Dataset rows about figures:
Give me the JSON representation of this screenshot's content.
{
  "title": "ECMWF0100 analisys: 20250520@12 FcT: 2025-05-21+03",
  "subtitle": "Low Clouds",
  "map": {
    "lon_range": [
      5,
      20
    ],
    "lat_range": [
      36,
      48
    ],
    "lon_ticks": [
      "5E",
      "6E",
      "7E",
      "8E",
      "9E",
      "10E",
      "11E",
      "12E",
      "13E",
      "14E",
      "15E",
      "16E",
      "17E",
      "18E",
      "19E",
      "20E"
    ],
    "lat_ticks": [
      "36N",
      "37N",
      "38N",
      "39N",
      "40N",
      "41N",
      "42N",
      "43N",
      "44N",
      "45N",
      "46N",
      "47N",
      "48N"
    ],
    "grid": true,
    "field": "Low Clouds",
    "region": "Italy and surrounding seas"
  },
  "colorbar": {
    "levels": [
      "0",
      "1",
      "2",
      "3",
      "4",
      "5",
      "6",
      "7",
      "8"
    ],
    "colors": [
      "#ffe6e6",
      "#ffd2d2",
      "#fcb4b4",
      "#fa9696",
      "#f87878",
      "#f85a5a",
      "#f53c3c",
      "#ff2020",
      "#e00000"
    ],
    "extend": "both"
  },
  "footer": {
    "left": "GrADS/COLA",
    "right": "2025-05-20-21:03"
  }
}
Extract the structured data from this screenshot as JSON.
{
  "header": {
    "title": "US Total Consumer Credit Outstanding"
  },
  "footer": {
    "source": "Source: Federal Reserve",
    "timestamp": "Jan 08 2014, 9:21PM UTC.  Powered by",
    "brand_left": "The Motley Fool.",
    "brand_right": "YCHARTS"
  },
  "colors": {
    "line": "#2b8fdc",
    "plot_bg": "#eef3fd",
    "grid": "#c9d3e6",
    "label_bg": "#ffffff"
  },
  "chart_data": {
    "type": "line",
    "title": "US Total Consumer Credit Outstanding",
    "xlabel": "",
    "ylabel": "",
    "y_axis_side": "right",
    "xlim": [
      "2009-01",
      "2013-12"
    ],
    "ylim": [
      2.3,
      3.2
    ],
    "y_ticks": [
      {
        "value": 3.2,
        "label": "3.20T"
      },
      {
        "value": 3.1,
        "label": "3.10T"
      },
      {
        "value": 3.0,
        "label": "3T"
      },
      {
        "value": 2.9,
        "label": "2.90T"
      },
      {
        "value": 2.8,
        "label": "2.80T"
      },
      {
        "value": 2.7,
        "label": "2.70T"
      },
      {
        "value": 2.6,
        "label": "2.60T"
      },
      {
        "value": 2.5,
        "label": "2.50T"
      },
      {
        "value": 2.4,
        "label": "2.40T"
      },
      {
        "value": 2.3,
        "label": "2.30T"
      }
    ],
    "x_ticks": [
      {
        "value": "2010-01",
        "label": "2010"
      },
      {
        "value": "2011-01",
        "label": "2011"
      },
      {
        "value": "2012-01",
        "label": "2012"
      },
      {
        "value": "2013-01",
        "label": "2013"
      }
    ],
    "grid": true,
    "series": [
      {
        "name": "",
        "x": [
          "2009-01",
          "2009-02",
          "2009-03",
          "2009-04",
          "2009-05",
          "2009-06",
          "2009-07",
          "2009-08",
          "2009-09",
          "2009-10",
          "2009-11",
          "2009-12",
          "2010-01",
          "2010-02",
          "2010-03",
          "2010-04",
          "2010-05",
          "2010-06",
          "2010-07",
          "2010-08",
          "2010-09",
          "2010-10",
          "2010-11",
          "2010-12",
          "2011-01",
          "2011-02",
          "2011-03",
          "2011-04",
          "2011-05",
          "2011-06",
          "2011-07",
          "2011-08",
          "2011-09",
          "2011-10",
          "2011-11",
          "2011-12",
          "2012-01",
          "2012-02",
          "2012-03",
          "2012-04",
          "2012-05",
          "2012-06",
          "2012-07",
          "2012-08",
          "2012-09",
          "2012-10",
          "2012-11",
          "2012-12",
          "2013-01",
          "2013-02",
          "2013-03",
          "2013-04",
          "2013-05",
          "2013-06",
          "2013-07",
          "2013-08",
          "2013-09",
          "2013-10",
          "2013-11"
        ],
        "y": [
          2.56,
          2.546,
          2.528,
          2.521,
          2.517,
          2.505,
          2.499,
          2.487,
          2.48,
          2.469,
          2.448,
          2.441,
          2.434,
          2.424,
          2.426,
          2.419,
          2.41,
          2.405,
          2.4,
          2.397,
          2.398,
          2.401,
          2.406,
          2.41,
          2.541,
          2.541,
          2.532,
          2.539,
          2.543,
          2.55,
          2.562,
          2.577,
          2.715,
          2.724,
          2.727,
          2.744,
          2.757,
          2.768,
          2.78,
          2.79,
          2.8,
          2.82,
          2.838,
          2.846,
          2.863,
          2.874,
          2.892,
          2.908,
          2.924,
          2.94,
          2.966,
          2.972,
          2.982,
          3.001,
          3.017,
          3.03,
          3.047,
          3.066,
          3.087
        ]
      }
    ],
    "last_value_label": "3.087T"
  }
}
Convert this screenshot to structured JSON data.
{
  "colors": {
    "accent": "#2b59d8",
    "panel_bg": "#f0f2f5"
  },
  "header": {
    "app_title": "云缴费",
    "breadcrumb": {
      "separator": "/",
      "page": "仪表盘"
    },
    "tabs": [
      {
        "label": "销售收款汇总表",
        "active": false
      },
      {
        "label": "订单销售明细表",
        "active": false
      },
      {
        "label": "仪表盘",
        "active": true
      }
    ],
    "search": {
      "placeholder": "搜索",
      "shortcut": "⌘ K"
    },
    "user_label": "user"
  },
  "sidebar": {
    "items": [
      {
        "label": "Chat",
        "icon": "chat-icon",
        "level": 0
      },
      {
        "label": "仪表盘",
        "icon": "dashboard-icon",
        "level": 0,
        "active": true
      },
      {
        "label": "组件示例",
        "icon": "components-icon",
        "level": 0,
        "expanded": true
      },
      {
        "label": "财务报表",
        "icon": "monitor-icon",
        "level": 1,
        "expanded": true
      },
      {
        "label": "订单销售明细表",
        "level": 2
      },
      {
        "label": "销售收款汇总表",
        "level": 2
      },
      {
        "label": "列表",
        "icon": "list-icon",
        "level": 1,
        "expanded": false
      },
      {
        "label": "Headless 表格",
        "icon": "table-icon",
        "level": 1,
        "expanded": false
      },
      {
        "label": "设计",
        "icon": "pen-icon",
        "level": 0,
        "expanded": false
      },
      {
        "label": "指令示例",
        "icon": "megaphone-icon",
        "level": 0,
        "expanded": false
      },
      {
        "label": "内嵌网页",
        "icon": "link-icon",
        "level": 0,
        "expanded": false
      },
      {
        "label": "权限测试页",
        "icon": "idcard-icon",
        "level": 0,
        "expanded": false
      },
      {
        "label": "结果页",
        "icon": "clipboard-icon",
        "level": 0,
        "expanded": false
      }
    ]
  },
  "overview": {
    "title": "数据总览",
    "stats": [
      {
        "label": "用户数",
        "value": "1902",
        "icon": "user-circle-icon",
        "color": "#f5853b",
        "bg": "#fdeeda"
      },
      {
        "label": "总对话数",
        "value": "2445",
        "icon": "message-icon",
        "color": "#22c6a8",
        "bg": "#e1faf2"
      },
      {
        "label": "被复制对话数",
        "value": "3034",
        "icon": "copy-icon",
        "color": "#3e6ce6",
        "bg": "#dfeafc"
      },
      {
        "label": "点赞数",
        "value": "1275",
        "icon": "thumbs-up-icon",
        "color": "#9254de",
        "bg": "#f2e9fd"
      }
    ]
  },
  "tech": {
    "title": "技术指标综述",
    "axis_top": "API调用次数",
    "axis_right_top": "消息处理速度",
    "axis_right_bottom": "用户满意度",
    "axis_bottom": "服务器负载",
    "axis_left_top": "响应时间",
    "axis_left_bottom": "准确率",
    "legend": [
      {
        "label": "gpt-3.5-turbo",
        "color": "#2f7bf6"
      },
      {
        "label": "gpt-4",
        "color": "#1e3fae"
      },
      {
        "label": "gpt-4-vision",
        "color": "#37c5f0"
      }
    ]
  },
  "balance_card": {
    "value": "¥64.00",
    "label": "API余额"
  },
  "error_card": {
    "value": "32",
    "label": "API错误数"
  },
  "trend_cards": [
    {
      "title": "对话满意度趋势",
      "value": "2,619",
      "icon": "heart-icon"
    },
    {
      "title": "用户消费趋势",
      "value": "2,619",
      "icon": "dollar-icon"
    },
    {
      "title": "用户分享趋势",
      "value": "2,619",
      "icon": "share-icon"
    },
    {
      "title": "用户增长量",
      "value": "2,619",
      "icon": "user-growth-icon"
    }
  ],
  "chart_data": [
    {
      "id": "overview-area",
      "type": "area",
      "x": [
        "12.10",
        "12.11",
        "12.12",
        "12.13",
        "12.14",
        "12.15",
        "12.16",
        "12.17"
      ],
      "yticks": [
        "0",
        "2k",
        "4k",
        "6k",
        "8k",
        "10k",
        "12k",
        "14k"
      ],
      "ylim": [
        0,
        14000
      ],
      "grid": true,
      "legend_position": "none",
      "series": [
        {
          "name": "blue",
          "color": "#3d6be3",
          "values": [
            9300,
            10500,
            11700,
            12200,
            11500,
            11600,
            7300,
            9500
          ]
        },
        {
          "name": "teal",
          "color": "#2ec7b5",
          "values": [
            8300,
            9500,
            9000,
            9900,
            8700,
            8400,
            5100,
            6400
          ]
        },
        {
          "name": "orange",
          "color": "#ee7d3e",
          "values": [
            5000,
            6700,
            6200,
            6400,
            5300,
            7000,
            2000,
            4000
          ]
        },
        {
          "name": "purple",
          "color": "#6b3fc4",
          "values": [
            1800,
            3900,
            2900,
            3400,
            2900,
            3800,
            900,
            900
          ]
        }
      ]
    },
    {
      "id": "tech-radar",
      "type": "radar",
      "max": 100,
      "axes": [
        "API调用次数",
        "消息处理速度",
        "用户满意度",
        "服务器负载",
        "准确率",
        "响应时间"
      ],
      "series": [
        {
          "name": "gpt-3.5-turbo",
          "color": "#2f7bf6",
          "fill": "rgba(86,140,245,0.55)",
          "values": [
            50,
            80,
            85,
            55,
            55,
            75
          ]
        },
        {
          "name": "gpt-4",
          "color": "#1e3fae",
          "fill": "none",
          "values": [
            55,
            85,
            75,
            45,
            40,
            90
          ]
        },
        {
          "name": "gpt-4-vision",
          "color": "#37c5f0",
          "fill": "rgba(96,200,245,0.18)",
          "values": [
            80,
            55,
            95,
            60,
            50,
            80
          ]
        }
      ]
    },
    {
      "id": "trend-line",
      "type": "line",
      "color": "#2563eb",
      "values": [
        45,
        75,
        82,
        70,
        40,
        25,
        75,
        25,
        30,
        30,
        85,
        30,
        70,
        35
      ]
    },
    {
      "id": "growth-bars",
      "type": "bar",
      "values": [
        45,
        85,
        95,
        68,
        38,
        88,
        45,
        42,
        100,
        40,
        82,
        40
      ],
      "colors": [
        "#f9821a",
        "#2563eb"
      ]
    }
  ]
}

> **Exercise details**
Give only a number: how many lines of the data hold the string "growth"?

> **Answer to this exercise**
2